**EXERCISE INSTRUCTIONS:** Word for word, print each line of the listing below; pictures stay out.

Extracts from a graphics dataset

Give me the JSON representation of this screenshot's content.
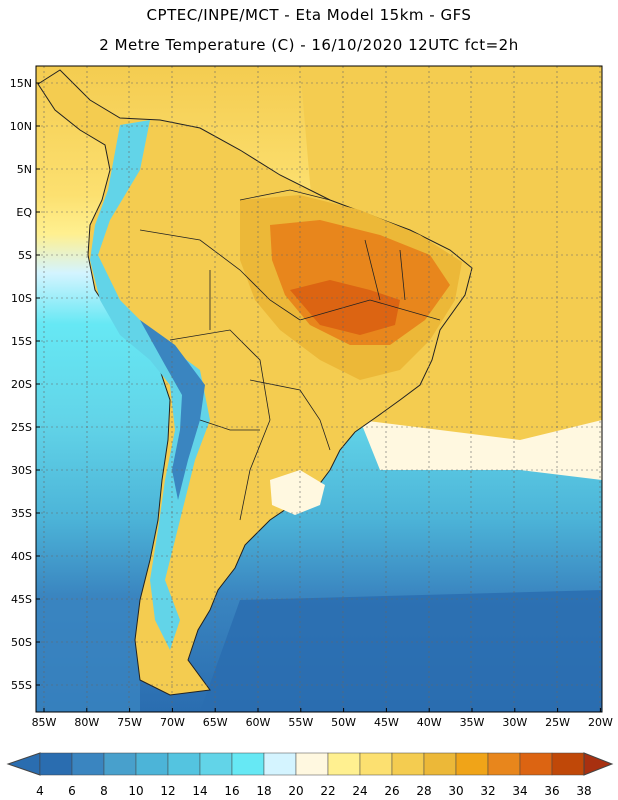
{
  "header": {
    "title_line1": "CPTEC/INPE/MCT -  Eta Model 15km - GFS",
    "title_line2": "2 Metre Temperature (C) - 16/10/2020 12UTC fct=2h"
  },
  "map": {
    "region": "South America",
    "lat_labels": [
      "15N",
      "10N",
      "5N",
      "EQ",
      "5S",
      "10S",
      "15S",
      "20S",
      "25S",
      "30S",
      "35S",
      "40S",
      "45S",
      "50S",
      "55S"
    ],
    "lon_labels": [
      "85W",
      "80W",
      "75W",
      "70W",
      "65W",
      "60W",
      "55W",
      "50W",
      "45W",
      "40W",
      "35W",
      "30W",
      "25W",
      "20W"
    ]
  },
  "colorbar": {
    "unit": "C",
    "labels": [
      "4",
      "6",
      "8",
      "10",
      "12",
      "14",
      "16",
      "18",
      "20",
      "22",
      "24",
      "26",
      "28",
      "30",
      "32",
      "34",
      "36",
      "38"
    ],
    "colors": [
      "#2a6db0",
      "#3a85c0",
      "#48a0cc",
      "#4cb4d8",
      "#54c4e0",
      "#62d4e8",
      "#66e8f4",
      "#d4f4ff",
      "#fff8e0",
      "#fff090",
      "#fce070",
      "#f4cc50",
      "#ecb838",
      "#f0a418",
      "#e8861c",
      "#dc6412",
      "#c04808",
      "#a83010"
    ]
  }
}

**COMPLETE OUTPUT:**
Give me the JSON representation of this screenshot's content.
{
  "header": {
    "title_line1": "CPTEC/INPE/MCT -  Eta Model 15km - GFS",
    "title_line2": "2 Metre Temperature (C) - 16/10/2020 12UTC fct=2h"
  },
  "map": {
    "region": "South America",
    "lat_labels": [
      "15N",
      "10N",
      "5N",
      "EQ",
      "5S",
      "10S",
      "15S",
      "20S",
      "25S",
      "30S",
      "35S",
      "40S",
      "45S",
      "50S",
      "55S"
    ],
    "lon_labels": [
      "85W",
      "80W",
      "75W",
      "70W",
      "65W",
      "60W",
      "55W",
      "50W",
      "45W",
      "40W",
      "35W",
      "30W",
      "25W",
      "20W"
    ]
  },
  "colorbar": {
    "unit": "C",
    "labels": [
      "4",
      "6",
      "8",
      "10",
      "12",
      "14",
      "16",
      "18",
      "20",
      "22",
      "24",
      "26",
      "28",
      "30",
      "32",
      "34",
      "36",
      "38"
    ],
    "colors": [
      "#2a6db0",
      "#3a85c0",
      "#48a0cc",
      "#4cb4d8",
      "#54c4e0",
      "#62d4e8",
      "#66e8f4",
      "#d4f4ff",
      "#fff8e0",
      "#fff090",
      "#fce070",
      "#f4cc50",
      "#ecb838",
      "#f0a418",
      "#e8861c",
      "#dc6412",
      "#c04808",
      "#a83010"
    ]
  }
}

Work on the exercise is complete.